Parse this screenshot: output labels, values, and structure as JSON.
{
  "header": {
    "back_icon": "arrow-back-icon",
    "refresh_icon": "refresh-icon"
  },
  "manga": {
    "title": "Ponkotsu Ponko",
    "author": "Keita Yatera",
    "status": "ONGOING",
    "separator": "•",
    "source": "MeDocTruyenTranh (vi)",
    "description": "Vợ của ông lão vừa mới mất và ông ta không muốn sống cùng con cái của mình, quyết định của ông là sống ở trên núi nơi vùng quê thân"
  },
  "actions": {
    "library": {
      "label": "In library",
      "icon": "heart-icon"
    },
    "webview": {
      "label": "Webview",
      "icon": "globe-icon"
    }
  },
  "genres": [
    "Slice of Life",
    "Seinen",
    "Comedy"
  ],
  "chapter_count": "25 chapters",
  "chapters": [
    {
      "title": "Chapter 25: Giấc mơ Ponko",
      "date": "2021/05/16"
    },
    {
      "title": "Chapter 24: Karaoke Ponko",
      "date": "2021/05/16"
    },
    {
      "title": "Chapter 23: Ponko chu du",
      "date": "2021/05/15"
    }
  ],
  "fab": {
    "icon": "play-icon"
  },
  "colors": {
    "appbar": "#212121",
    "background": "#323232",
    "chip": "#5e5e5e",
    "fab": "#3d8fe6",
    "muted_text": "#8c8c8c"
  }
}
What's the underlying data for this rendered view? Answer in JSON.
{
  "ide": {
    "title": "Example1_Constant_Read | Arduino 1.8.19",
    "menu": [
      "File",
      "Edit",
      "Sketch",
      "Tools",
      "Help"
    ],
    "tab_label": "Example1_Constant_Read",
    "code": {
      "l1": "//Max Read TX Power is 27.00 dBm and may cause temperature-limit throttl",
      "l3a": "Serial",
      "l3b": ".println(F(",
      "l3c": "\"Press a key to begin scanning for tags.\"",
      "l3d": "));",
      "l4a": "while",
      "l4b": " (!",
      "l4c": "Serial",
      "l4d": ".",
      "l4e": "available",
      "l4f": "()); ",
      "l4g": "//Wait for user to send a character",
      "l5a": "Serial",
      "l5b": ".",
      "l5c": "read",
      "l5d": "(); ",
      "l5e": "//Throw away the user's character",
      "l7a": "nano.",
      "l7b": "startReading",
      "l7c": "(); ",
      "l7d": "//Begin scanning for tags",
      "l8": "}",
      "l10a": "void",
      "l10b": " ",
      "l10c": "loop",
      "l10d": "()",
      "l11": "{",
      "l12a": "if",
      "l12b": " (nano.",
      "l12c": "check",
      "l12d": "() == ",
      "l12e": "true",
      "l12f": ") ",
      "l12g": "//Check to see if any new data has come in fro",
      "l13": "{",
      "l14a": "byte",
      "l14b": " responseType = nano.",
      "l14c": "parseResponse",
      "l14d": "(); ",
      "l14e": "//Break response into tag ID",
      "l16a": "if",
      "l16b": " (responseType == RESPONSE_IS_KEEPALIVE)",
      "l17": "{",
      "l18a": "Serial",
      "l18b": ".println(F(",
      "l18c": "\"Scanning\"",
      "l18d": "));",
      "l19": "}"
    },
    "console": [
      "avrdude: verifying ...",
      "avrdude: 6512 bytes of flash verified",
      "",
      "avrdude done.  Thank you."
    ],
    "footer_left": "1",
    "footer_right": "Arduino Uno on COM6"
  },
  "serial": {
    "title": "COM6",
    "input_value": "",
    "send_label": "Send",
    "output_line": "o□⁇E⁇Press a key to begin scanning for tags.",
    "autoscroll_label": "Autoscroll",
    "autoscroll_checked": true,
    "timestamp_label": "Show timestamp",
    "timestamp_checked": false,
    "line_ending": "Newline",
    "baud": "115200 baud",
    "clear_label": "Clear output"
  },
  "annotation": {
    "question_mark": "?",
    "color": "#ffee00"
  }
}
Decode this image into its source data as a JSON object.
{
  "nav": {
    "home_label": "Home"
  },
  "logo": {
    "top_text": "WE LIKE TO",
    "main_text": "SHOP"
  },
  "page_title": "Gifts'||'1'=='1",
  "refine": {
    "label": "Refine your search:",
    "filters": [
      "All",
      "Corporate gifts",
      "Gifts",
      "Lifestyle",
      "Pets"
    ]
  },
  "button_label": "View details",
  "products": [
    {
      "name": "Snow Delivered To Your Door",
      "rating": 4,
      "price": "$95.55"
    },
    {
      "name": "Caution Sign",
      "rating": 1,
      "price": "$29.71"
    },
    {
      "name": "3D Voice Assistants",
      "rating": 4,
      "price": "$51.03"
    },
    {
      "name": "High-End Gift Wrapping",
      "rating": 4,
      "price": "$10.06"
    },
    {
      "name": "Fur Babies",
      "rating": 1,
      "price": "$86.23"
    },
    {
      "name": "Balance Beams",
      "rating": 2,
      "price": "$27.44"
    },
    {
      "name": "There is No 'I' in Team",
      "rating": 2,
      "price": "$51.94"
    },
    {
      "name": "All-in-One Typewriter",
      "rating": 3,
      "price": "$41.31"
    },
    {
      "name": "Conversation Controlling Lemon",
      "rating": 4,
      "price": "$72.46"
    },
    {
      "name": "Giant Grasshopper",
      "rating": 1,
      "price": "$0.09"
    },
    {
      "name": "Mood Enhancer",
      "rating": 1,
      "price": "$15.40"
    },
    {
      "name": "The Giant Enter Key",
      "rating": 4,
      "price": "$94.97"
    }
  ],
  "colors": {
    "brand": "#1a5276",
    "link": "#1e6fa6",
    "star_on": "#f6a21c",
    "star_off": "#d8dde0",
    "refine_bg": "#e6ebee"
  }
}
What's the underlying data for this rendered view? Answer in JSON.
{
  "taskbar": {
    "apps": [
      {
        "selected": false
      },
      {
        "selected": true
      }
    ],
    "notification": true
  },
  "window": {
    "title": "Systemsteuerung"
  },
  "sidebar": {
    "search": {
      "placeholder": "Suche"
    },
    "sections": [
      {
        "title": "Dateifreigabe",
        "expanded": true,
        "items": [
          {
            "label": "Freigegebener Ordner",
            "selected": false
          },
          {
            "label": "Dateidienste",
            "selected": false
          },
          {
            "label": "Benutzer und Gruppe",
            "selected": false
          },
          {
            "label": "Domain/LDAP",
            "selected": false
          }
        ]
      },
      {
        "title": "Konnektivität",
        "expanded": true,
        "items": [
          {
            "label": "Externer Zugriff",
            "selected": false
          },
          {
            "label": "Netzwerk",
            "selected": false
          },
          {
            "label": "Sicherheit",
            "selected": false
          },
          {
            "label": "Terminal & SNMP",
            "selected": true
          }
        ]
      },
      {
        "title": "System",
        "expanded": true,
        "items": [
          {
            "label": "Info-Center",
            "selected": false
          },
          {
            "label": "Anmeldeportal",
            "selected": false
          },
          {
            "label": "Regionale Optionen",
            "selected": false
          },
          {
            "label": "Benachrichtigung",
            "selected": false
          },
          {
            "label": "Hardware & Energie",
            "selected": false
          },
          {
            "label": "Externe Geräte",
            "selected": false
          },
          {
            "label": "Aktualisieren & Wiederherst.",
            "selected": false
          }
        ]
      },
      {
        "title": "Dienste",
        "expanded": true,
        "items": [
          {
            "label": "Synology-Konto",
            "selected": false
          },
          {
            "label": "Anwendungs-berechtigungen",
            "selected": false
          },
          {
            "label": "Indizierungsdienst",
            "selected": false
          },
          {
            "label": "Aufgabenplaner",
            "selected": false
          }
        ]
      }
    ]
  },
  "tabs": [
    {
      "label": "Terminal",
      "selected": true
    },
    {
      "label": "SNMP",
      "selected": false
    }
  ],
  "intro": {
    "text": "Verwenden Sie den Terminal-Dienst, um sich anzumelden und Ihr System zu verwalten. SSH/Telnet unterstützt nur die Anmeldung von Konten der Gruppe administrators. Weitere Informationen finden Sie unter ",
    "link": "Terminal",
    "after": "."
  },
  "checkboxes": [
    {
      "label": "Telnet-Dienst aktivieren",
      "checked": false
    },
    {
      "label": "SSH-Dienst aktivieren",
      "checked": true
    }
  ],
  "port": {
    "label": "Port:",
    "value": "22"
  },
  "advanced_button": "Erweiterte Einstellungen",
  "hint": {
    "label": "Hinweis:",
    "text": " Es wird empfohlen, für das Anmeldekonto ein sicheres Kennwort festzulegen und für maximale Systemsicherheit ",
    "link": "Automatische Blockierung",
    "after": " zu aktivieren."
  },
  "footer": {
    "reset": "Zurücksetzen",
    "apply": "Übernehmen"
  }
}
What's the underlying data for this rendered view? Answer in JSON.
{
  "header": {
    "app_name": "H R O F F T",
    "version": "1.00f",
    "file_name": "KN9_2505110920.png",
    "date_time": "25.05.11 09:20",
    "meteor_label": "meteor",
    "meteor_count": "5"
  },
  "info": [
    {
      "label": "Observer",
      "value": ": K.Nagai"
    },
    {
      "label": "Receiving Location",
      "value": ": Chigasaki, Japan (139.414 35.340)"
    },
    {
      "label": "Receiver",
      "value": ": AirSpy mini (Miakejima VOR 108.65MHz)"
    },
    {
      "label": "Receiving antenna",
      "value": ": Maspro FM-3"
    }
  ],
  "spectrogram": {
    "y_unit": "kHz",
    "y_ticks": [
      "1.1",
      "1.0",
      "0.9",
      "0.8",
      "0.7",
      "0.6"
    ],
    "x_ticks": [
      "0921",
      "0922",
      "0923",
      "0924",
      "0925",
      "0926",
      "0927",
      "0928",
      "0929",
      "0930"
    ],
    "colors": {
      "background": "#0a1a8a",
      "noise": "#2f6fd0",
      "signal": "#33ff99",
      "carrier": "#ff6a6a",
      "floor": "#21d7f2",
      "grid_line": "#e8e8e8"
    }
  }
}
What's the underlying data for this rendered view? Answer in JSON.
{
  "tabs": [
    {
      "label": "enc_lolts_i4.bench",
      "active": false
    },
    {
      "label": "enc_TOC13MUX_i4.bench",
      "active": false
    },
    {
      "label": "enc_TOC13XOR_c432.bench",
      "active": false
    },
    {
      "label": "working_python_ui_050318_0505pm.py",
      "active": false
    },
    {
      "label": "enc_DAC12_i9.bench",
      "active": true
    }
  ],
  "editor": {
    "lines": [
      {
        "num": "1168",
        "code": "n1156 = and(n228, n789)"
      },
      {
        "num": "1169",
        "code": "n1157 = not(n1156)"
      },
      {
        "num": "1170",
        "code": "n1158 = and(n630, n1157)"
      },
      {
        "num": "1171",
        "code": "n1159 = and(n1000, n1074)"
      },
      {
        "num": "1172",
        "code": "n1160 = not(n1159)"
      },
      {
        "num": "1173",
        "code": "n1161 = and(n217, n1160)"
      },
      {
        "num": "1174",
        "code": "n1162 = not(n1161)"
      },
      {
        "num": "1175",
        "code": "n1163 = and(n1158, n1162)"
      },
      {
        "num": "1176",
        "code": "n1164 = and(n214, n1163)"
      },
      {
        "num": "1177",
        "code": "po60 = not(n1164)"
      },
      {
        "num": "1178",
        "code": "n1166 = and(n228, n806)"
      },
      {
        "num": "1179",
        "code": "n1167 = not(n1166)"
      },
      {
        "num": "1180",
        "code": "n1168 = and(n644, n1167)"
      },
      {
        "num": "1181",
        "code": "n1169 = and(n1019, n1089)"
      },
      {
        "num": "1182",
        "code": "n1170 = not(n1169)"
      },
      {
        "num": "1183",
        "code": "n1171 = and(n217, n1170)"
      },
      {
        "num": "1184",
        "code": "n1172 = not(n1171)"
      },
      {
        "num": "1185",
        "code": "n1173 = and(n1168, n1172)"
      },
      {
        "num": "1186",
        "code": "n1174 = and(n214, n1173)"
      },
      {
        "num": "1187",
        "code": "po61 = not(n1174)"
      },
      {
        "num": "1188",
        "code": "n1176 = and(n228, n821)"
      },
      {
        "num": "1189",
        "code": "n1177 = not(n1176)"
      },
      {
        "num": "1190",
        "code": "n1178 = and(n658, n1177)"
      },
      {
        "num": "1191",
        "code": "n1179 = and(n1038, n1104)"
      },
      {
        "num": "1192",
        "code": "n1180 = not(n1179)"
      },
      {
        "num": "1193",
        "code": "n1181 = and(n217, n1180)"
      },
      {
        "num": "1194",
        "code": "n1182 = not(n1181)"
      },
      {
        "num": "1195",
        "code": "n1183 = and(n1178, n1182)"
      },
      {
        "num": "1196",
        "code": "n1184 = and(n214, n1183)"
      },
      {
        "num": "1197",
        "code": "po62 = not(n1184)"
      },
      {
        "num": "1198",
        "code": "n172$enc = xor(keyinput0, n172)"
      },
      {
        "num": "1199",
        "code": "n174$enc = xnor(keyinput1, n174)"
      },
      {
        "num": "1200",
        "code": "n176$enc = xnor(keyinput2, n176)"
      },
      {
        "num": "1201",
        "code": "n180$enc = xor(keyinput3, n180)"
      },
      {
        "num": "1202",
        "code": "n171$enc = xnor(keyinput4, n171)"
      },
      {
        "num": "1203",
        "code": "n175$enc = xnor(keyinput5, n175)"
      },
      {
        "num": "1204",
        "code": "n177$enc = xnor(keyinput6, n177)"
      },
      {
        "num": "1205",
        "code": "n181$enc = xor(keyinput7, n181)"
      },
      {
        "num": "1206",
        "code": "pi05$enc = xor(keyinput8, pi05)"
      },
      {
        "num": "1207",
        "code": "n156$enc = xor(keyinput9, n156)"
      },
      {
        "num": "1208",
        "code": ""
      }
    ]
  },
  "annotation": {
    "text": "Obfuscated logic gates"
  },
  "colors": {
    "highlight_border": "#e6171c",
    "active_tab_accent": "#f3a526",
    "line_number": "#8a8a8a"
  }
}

==============================

→ Work instructions
Collect, from the material above, every line containing the word "Ponko".

→ The output
    "title": "Ponkotsu Ponko",
      "title": "Chapter 25: Giấc mơ Ponko",
      "title": "Chapter 24: Karaoke Ponko",
      "title": "Chapter 23: Ponko chu du",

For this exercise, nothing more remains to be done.